Goal of the exercise: Quote, without change, all of the lines that follow.

Data supplied:

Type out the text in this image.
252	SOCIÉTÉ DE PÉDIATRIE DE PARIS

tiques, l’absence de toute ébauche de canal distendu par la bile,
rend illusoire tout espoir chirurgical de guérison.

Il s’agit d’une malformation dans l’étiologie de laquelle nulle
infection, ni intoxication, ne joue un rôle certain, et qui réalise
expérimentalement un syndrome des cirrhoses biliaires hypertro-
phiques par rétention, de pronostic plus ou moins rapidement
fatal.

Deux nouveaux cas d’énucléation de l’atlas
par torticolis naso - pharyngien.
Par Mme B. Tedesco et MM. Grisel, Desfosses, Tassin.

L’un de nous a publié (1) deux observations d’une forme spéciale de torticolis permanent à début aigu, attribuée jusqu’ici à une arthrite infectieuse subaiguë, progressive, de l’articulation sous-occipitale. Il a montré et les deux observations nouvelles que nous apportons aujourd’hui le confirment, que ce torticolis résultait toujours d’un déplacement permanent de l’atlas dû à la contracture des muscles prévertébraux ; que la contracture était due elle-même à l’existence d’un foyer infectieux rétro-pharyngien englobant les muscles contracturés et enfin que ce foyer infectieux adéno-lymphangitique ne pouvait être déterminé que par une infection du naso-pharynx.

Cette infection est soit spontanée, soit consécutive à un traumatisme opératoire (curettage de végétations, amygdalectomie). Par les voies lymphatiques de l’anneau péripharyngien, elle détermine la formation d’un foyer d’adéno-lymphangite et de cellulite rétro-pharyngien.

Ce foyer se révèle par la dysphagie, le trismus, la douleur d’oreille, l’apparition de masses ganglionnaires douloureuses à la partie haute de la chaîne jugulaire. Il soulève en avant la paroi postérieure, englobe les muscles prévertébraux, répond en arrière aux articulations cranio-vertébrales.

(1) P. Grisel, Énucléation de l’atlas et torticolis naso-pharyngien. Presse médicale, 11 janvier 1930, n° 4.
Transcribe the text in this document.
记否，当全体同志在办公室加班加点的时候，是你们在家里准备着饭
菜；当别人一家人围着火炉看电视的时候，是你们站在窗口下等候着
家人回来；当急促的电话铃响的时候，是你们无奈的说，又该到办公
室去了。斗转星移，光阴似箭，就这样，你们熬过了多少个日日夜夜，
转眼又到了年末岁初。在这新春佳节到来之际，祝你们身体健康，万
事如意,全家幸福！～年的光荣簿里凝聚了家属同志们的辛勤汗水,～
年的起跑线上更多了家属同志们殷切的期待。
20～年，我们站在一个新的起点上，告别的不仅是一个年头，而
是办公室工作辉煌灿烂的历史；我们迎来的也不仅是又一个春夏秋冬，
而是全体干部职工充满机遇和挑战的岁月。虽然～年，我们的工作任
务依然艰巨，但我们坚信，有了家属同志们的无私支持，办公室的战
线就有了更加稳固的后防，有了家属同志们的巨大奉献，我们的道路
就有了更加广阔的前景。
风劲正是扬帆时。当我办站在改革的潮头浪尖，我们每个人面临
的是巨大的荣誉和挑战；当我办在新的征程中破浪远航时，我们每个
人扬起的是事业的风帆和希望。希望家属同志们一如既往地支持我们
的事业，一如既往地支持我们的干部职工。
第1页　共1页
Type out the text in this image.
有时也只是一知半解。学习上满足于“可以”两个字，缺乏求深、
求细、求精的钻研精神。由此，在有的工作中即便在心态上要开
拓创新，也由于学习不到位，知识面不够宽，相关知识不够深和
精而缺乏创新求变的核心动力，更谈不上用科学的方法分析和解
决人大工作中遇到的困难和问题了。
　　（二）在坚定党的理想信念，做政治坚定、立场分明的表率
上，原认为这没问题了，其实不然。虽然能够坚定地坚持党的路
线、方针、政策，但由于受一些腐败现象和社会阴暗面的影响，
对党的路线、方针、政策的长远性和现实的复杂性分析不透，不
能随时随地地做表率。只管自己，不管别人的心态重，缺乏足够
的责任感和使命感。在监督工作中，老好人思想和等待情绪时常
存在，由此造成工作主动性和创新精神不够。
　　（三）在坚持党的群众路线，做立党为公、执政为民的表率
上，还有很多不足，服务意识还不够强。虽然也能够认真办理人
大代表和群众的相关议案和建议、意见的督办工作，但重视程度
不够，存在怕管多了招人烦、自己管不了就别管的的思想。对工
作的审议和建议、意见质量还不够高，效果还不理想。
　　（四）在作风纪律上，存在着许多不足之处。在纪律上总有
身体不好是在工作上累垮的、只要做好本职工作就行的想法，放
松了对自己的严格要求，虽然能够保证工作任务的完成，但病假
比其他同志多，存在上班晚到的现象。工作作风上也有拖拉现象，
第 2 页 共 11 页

Written answer:
Type out the text in this image.
252	SOCIÉTÉ DE PÉDIATRIE DE PARIS

tiques, l’absence de toute ébauche de canal distendu par la bile,
rend illusoire tout espoir chirurgical de guérison.

Il s’agit d’une malformation dans l’étiologie de laquelle nulle
infection, ni intoxication, ne joue un rôle certain, et qui réalise
expérimentalement un syndrome des cirrhoses biliaires hypertro-
phiques par rétention, de pronostic plus ou moins rapidement
fatal.

Deux nouveaux cas d’énucléation de l’atlas
par torticolis naso - pharyngien.
Par Mme B. Tedesco et MM. Grisel, Desfosses, Tassin.

L’un de nous a publié (1) deux observations d’une forme spéciale de torticolis permanent à début aigu, attribuée jusqu’ici à une arthrite infectieuse subaiguë, progressive, de l’articulation sous-occipitale. Il a montré et les deux observations nouvelles que nous apportons aujourd’hui le confirment, que ce torticolis résultait toujours d’un déplacement permanent de l’atlas dû à la contracture des muscles prévertébraux ; que la contracture était due elle-même à l’existence d’un foyer infectieux rétro-pharyngien englobant les muscles contracturés et enfin que ce foyer infectieux adéno-lymphangitique ne pouvait être déterminé que par une infection du naso-pharynx.

Cette infection est soit spontanée, soit consécutive à un traumatisme opératoire (curettage de végétations, amygdalectomie). Par les voies lymphatiques de l’anneau péripharyngien, elle détermine la formation d’un foyer d’adéno-lymphangite et de cellulite rétro-pharyngien.

Ce foyer se révèle par la dysphagie, le trismus, la douleur d’oreille, l’apparition de masses ganglionnaires douloureuses à la partie haute de la chaîne jugulaire. Il soulève en avant la paroi postérieure, englobe les muscles prévertébraux, répond en arrière aux articulations cranio-vertébrales.

(1) P. Grisel, Énucléation de l’atlas et torticolis naso-pharyngien. Presse médicale, 11 janvier 1930, n° 4.
Transcribe the text in this document.
记否，当全体同志在办公室加班加点的时候，是你们在家里准备着饭
菜；当别人一家人围着火炉看电视的时候，是你们站在窗口下等候着
家人回来；当急促的电话铃响的时候，是你们无奈的说，又该到办公
室去了。斗转星移，光阴似箭，就这样，你们熬过了多少个日日夜夜，
转眼又到了年末岁初。在这新春佳节到来之际，祝你们身体健康，万
事如意,全家幸福！～年的光荣簿里凝聚了家属同志们的辛勤汗水,～
年的起跑线上更多了家属同志们殷切的期待。
20～年，我们站在一个新的起点上，告别的不仅是一个年头，而
是办公室工作辉煌灿烂的历史；我们迎来的也不仅是又一个春夏秋冬，
而是全体干部职工充满机遇和挑战的岁月。虽然～年，我们的工作任
务依然艰巨，但我们坚信，有了家属同志们的无私支持，办公室的战
线就有了更加稳固的后防，有了家属同志们的巨大奉献，我们的道路
就有了更加广阔的前景。
风劲正是扬帆时。当我办站在改革的潮头浪尖，我们每个人面临
的是巨大的荣誉和挑战；当我办在新的征程中破浪远航时，我们每个
人扬起的是事业的风帆和希望。希望家属同志们一如既往地支持我们
的事业，一如既往地支持我们的干部职工。
第1页　共1页
Type out the text in this image.
有时也只是一知半解。学习上满足于“可以”两个字，缺乏求深、
求细、求精的钻研精神。由此，在有的工作中即便在心态上要开
拓创新，也由于学习不到位，知识面不够宽，相关知识不够深和
精而缺乏创新求变的核心动力，更谈不上用科学的方法分析和解
决人大工作中遇到的困难和问题了。
　　（二）在坚定党的理想信念，做政治坚定、立场分明的表率
上，原认为这没问题了，其实不然。虽然能够坚定地坚持党的路
线、方针、政策，但由于受一些腐败现象和社会阴暗面的影响，
对党的路线、方针、政策的长远性和现实的复杂性分析不透，不
能随时随地地做表率。只管自己，不管别人的心态重，缺乏足够
的责任感和使命感。在监督工作中，老好人思想和等待情绪时常
存在，由此造成工作主动性和创新精神不够。
　　（三）在坚持党的群众路线，做立党为公、执政为民的表率
上，还有很多不足，服务意识还不够强。虽然也能够认真办理人
大代表和群众的相关议案和建议、意见的督办工作，但重视程度
不够，存在怕管多了招人烦、自己管不了就别管的的思想。对工
作的审议和建议、意见质量还不够高，效果还不理想。
　　（四）在作风纪律上，存在着许多不足之处。在纪律上总有
身体不好是在工作上累垮的、只要做好本职工作就行的想法，放
松了对自己的严格要求，虽然能够保证工作任务的完成，但病假
比其他同志多，存在上班晚到的现象。工作作风上也有拖拉现象，
第 2 页 共 11 页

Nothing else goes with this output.